>> begin DATA RECORDS

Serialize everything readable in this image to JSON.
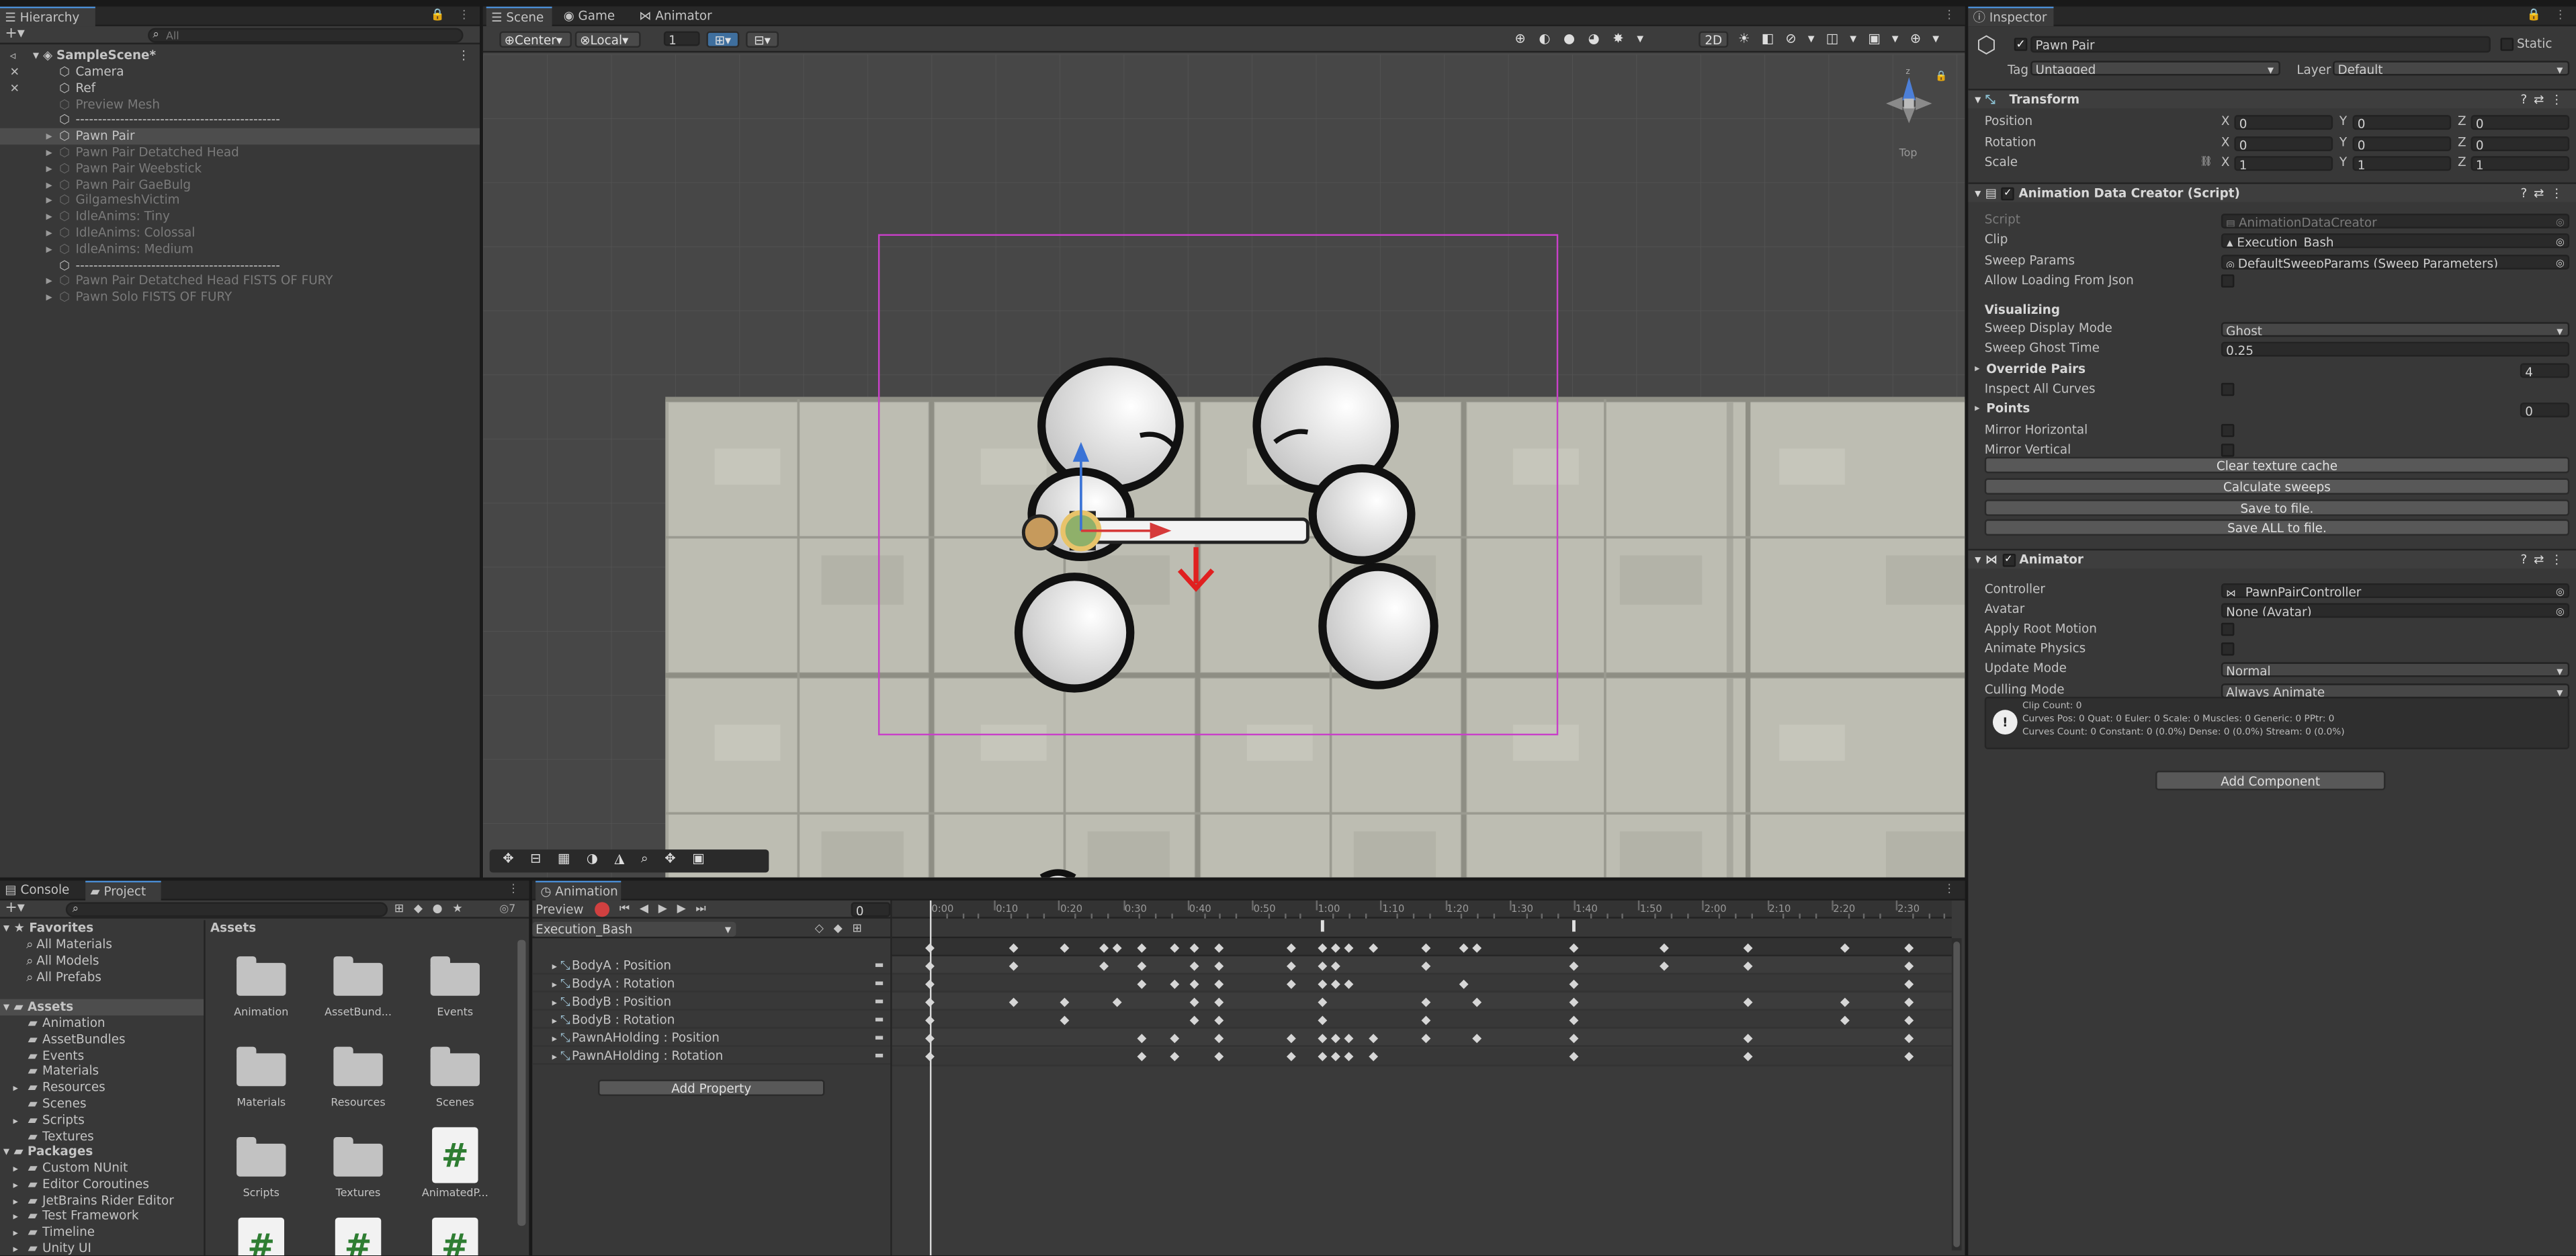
{
  "hierarchy": {
    "tab": "Hierarchy",
    "search_placeholder": "All",
    "scene": "SampleScene*",
    "items": [
      {
        "label": "Camera",
        "dim": false,
        "arrow": false
      },
      {
        "label": "Ref",
        "dim": false,
        "arrow": false
      },
      {
        "label": "Preview Mesh",
        "dim": true,
        "arrow": false
      },
      {
        "label": "----------------------------------------------",
        "dim": false,
        "arrow": false
      },
      {
        "label": "Pawn Pair",
        "dim": false,
        "arrow": true,
        "selected": true
      },
      {
        "label": "Pawn Pair Detatched Head",
        "dim": true,
        "arrow": true
      },
      {
        "label": "Pawn Pair Weebstick",
        "dim": true,
        "arrow": true
      },
      {
        "label": "Pawn Pair GaeBulg",
        "dim": true,
        "arrow": true
      },
      {
        "label": "GilgameshVictim",
        "dim": true,
        "arrow": true
      },
      {
        "label": "IdleAnims: Tiny",
        "dim": true,
        "arrow": true
      },
      {
        "label": "IdleAnims: Colossal",
        "dim": true,
        "arrow": true
      },
      {
        "label": "IdleAnims: Medium",
        "dim": true,
        "arrow": true
      },
      {
        "label": "----------------------------------------------",
        "dim": false,
        "arrow": false
      },
      {
        "label": "Pawn Pair Detatched Head FISTS OF FURY",
        "dim": true,
        "arrow": true
      },
      {
        "label": "Pawn Solo FISTS OF FURY",
        "dim": true,
        "arrow": true
      }
    ]
  },
  "scene_tabs": {
    "scene": "Scene",
    "game": "Game",
    "animator": "Animator"
  },
  "scene_toolbar": {
    "pivot": "Center",
    "space": "Local",
    "snap": "1",
    "mode2d": "2D"
  },
  "gizmo": {
    "label": "Top"
  },
  "inspector": {
    "tab": "Inspector",
    "object_name": "Pawn Pair",
    "static_label": "Static",
    "tag_label": "Tag",
    "tag_value": "Untagged",
    "layer_label": "Layer",
    "layer_value": "Default",
    "transform": {
      "title": "Transform",
      "rows": [
        {
          "label": "Position",
          "x": "0",
          "y": "0",
          "z": "0"
        },
        {
          "label": "Rotation",
          "x": "0",
          "y": "0",
          "z": "0"
        },
        {
          "label": "Scale",
          "x": "1",
          "y": "1",
          "z": "1"
        }
      ]
    },
    "adc": {
      "title": "Animation Data Creator (Script)",
      "script_label": "Script",
      "script_value": "AnimationDataCreator",
      "clip_label": "Clip",
      "clip_value": "Execution_Bash",
      "sweep_params_label": "Sweep Params",
      "sweep_params_value": "DefaultSweepParams (Sweep Parameters)",
      "allow_json_label": "Allow Loading From Json",
      "visualizing_label": "Visualizing",
      "sweep_mode_label": "Sweep Display Mode",
      "sweep_mode_value": "Ghost",
      "ghost_time_label": "Sweep Ghost Time",
      "ghost_time_value": "0.25",
      "override_pairs_label": "Override Pairs",
      "override_pairs_value": "4",
      "inspect_curves_label": "Inspect All Curves",
      "points_label": "Points",
      "points_value": "0",
      "mirror_h_label": "Mirror Horizontal",
      "mirror_v_label": "Mirror Vertical",
      "buttons": [
        "Clear texture cache",
        "Calculate sweeps",
        "Save to file.",
        "Save ALL to file."
      ]
    },
    "animator": {
      "title": "Animator",
      "controller_label": "Controller",
      "controller_value": "_PawnPairController",
      "avatar_label": "Avatar",
      "avatar_value": "None (Avatar)",
      "root_motion_label": "Apply Root Motion",
      "physics_label": "Animate Physics",
      "update_label": "Update Mode",
      "update_value": "Normal",
      "culling_label": "Culling Mode",
      "culling_value": "Always Animate",
      "info_lines": [
        "Clip Count: 0",
        "Curves Pos: 0 Quat: 0 Euler: 0 Scale: 0 Muscles: 0 Generic: 0 PPtr: 0",
        "Curves Count: 0 Constant: 0 (0.0%) Dense: 0 (0.0%) Stream: 0 (0.0%)"
      ]
    },
    "add_component": "Add Component"
  },
  "project": {
    "tabs": {
      "console": "Console",
      "project": "Project"
    },
    "hidden_count": "7",
    "favorites_label": "Favorites",
    "favorites": [
      "All Materials",
      "All Models",
      "All Prefabs"
    ],
    "assets_label": "Assets",
    "asset_folders": [
      "Animation",
      "AssetBundles",
      "Events",
      "Materials",
      "Resources",
      "Scenes",
      "Scripts",
      "Textures"
    ],
    "packages_label": "Packages",
    "packages": [
      "Custom NUnit",
      "Editor Coroutines",
      "JetBrains Rider Editor",
      "Test Framework",
      "Timeline",
      "Unity UI"
    ],
    "breadcrumb": "Assets",
    "grid": [
      {
        "label": "Animation",
        "kind": "folder"
      },
      {
        "label": "AssetBund...",
        "kind": "folder"
      },
      {
        "label": "Events",
        "kind": "folder"
      },
      {
        "label": "Materials",
        "kind": "folder"
      },
      {
        "label": "Resources",
        "kind": "folder"
      },
      {
        "label": "Scenes",
        "kind": "folder"
      },
      {
        "label": "Scripts",
        "kind": "folder"
      },
      {
        "label": "Textures",
        "kind": "folder"
      },
      {
        "label": "AnimatedP...",
        "kind": "script"
      },
      {
        "label": "",
        "kind": "script"
      },
      {
        "label": "",
        "kind": "script"
      },
      {
        "label": "",
        "kind": "script"
      }
    ]
  },
  "animation": {
    "tab": "Animation",
    "preview": "Preview",
    "frame": "0",
    "clip": "Execution_Bash",
    "properties": [
      "BodyA : Position",
      "BodyA : Rotation",
      "BodyB : Position",
      "BodyB : Rotation",
      "PawnAHolding : Position",
      "PawnAHolding : Rotation"
    ],
    "add_property": "Add Property",
    "time_labels": [
      "0:00",
      "0:10",
      "0:20",
      "0:30",
      "0:40",
      "0:50",
      "1:00",
      "1:10",
      "1:20",
      "1:30",
      "1:40",
      "1:50",
      "2:00",
      "2:10",
      "2:20",
      "2:30"
    ],
    "summary_keys": [
      0,
      13,
      21,
      27,
      29,
      33,
      38,
      41,
      45,
      56,
      61,
      63,
      65,
      69,
      77,
      83,
      85,
      100,
      114,
      127,
      142,
      152
    ],
    "tracks": [
      [
        0,
        13,
        27,
        33,
        41,
        45,
        56,
        61,
        63,
        77,
        100,
        114,
        127,
        152
      ],
      [
        0,
        33,
        38,
        41,
        45,
        56,
        61,
        63,
        65,
        83,
        100,
        152
      ],
      [
        0,
        13,
        21,
        29,
        41,
        45,
        61,
        77,
        85,
        100,
        127,
        142,
        152
      ],
      [
        0,
        21,
        41,
        45,
        61,
        77,
        100,
        142,
        152
      ],
      [
        0,
        33,
        38,
        45,
        56,
        61,
        63,
        65,
        69,
        77,
        85,
        100,
        127,
        152
      ],
      [
        0,
        33,
        38,
        45,
        56,
        61,
        63,
        65,
        69,
        100,
        127,
        152
      ]
    ],
    "event_markers": [
      61,
      100
    ]
  },
  "colors": {
    "accent": "#4a8ed6",
    "selection": "#4d4d4d",
    "record": "#d04040"
  }
}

>> end DATA RECORDS

WHAT IS NEEDED - Copy the whole listing above word for word but do not carry over the pictures.

SOLUTION FOR THIS TASK -
Serialize everything readable in this image to JSON.
{
  "hierarchy": {
    "tab": "Hierarchy",
    "search_placeholder": "All",
    "scene": "SampleScene*",
    "items": [
      {
        "label": "Camera",
        "dim": false,
        "arrow": false
      },
      {
        "label": "Ref",
        "dim": false,
        "arrow": false
      },
      {
        "label": "Preview Mesh",
        "dim": true,
        "arrow": false
      },
      {
        "label": "----------------------------------------------",
        "dim": false,
        "arrow": false
      },
      {
        "label": "Pawn Pair",
        "dim": false,
        "arrow": true,
        "selected": true
      },
      {
        "label": "Pawn Pair Detatched Head",
        "dim": true,
        "arrow": true
      },
      {
        "label": "Pawn Pair Weebstick",
        "dim": true,
        "arrow": true
      },
      {
        "label": "Pawn Pair GaeBulg",
        "dim": true,
        "arrow": true
      },
      {
        "label": "GilgameshVictim",
        "dim": true,
        "arrow": true
      },
      {
        "label": "IdleAnims: Tiny",
        "dim": true,
        "arrow": true
      },
      {
        "label": "IdleAnims: Colossal",
        "dim": true,
        "arrow": true
      },
      {
        "label": "IdleAnims: Medium",
        "dim": true,
        "arrow": true
      },
      {
        "label": "----------------------------------------------",
        "dim": false,
        "arrow": false
      },
      {
        "label": "Pawn Pair Detatched Head FISTS OF FURY",
        "dim": true,
        "arrow": true
      },
      {
        "label": "Pawn Solo FISTS OF FURY",
        "dim": true,
        "arrow": true
      }
    ]
  },
  "scene_tabs": {
    "scene": "Scene",
    "game": "Game",
    "animator": "Animator"
  },
  "scene_toolbar": {
    "pivot": "Center",
    "space": "Local",
    "snap": "1",
    "mode2d": "2D"
  },
  "gizmo": {
    "label": "Top"
  },
  "inspector": {
    "tab": "Inspector",
    "object_name": "Pawn Pair",
    "static_label": "Static",
    "tag_label": "Tag",
    "tag_value": "Untagged",
    "layer_label": "Layer",
    "layer_value": "Default",
    "transform": {
      "title": "Transform",
      "rows": [
        {
          "label": "Position",
          "x": "0",
          "y": "0",
          "z": "0"
        },
        {
          "label": "Rotation",
          "x": "0",
          "y": "0",
          "z": "0"
        },
        {
          "label": "Scale",
          "x": "1",
          "y": "1",
          "z": "1"
        }
      ]
    },
    "adc": {
      "title": "Animation Data Creator (Script)",
      "script_label": "Script",
      "script_value": "AnimationDataCreator",
      "clip_label": "Clip",
      "clip_value": "Execution_Bash",
      "sweep_params_label": "Sweep Params",
      "sweep_params_value": "DefaultSweepParams (Sweep Parameters)",
      "allow_json_label": "Allow Loading From Json",
      "visualizing_label": "Visualizing",
      "sweep_mode_label": "Sweep Display Mode",
      "sweep_mode_value": "Ghost",
      "ghost_time_label": "Sweep Ghost Time",
      "ghost_time_value": "0.25",
      "override_pairs_label": "Override Pairs",
      "override_pairs_value": "4",
      "inspect_curves_label": "Inspect All Curves",
      "points_label": "Points",
      "points_value": "0",
      "mirror_h_label": "Mirror Horizontal",
      "mirror_v_label": "Mirror Vertical",
      "buttons": [
        "Clear texture cache",
        "Calculate sweeps",
        "Save to file.",
        "Save ALL to file."
      ]
    },
    "animator": {
      "title": "Animator",
      "controller_label": "Controller",
      "controller_value": "_PawnPairController",
      "avatar_label": "Avatar",
      "avatar_value": "None (Avatar)",
      "root_motion_label": "Apply Root Motion",
      "physics_label": "Animate Physics",
      "update_label": "Update Mode",
      "update_value": "Normal",
      "culling_label": "Culling Mode",
      "culling_value": "Always Animate",
      "info_lines": [
        "Clip Count: 0",
        "Curves Pos: 0 Quat: 0 Euler: 0 Scale: 0 Muscles: 0 Generic: 0 PPtr: 0",
        "Curves Count: 0 Constant: 0 (0.0%) Dense: 0 (0.0%) Stream: 0 (0.0%)"
      ]
    },
    "add_component": "Add Component"
  },
  "project": {
    "tabs": {
      "console": "Console",
      "project": "Project"
    },
    "hidden_count": "7",
    "favorites_label": "Favorites",
    "favorites": [
      "All Materials",
      "All Models",
      "All Prefabs"
    ],
    "assets_label": "Assets",
    "asset_folders": [
      "Animation",
      "AssetBundles",
      "Events",
      "Materials",
      "Resources",
      "Scenes",
      "Scripts",
      "Textures"
    ],
    "packages_label": "Packages",
    "packages": [
      "Custom NUnit",
      "Editor Coroutines",
      "JetBrains Rider Editor",
      "Test Framework",
      "Timeline",
      "Unity UI"
    ],
    "breadcrumb": "Assets",
    "grid": [
      {
        "label": "Animation",
        "kind": "folder"
      },
      {
        "label": "AssetBund...",
        "kind": "folder"
      },
      {
        "label": "Events",
        "kind": "folder"
      },
      {
        "label": "Materials",
        "kind": "folder"
      },
      {
        "label": "Resources",
        "kind": "folder"
      },
      {
        "label": "Scenes",
        "kind": "folder"
      },
      {
        "label": "Scripts",
        "kind": "folder"
      },
      {
        "label": "Textures",
        "kind": "folder"
      },
      {
        "label": "AnimatedP...",
        "kind": "script"
      },
      {
        "label": "",
        "kind": "script"
      },
      {
        "label": "",
        "kind": "script"
      },
      {
        "label": "",
        "kind": "script"
      }
    ]
  },
  "animation": {
    "tab": "Animation",
    "preview": "Preview",
    "frame": "0",
    "clip": "Execution_Bash",
    "properties": [
      "BodyA : Position",
      "BodyA : Rotation",
      "BodyB : Position",
      "BodyB : Rotation",
      "PawnAHolding : Position",
      "PawnAHolding : Rotation"
    ],
    "add_property": "Add Property",
    "time_labels": [
      "0:00",
      "0:10",
      "0:20",
      "0:30",
      "0:40",
      "0:50",
      "1:00",
      "1:10",
      "1:20",
      "1:30",
      "1:40",
      "1:50",
      "2:00",
      "2:10",
      "2:20",
      "2:30"
    ],
    "summary_keys": [
      0,
      13,
      21,
      27,
      29,
      33,
      38,
      41,
      45,
      56,
      61,
      63,
      65,
      69,
      77,
      83,
      85,
      100,
      114,
      127,
      142,
      152
    ],
    "tracks": [
      [
        0,
        13,
        27,
        33,
        41,
        45,
        56,
        61,
        63,
        77,
        100,
        114,
        127,
        152
      ],
      [
        0,
        33,
        38,
        41,
        45,
        56,
        61,
        63,
        65,
        83,
        100,
        152
      ],
      [
        0,
        13,
        21,
        29,
        41,
        45,
        61,
        77,
        85,
        100,
        127,
        142,
        152
      ],
      [
        0,
        21,
        41,
        45,
        61,
        77,
        100,
        142,
        152
      ],
      [
        0,
        33,
        38,
        45,
        56,
        61,
        63,
        65,
        69,
        77,
        85,
        100,
        127,
        152
      ],
      [
        0,
        33,
        38,
        45,
        56,
        61,
        63,
        65,
        69,
        100,
        127,
        152
      ]
    ],
    "event_markers": [
      61,
      100
    ]
  },
  "colors": {
    "accent": "#4a8ed6",
    "selection": "#4d4d4d",
    "record": "#d04040"
  }
}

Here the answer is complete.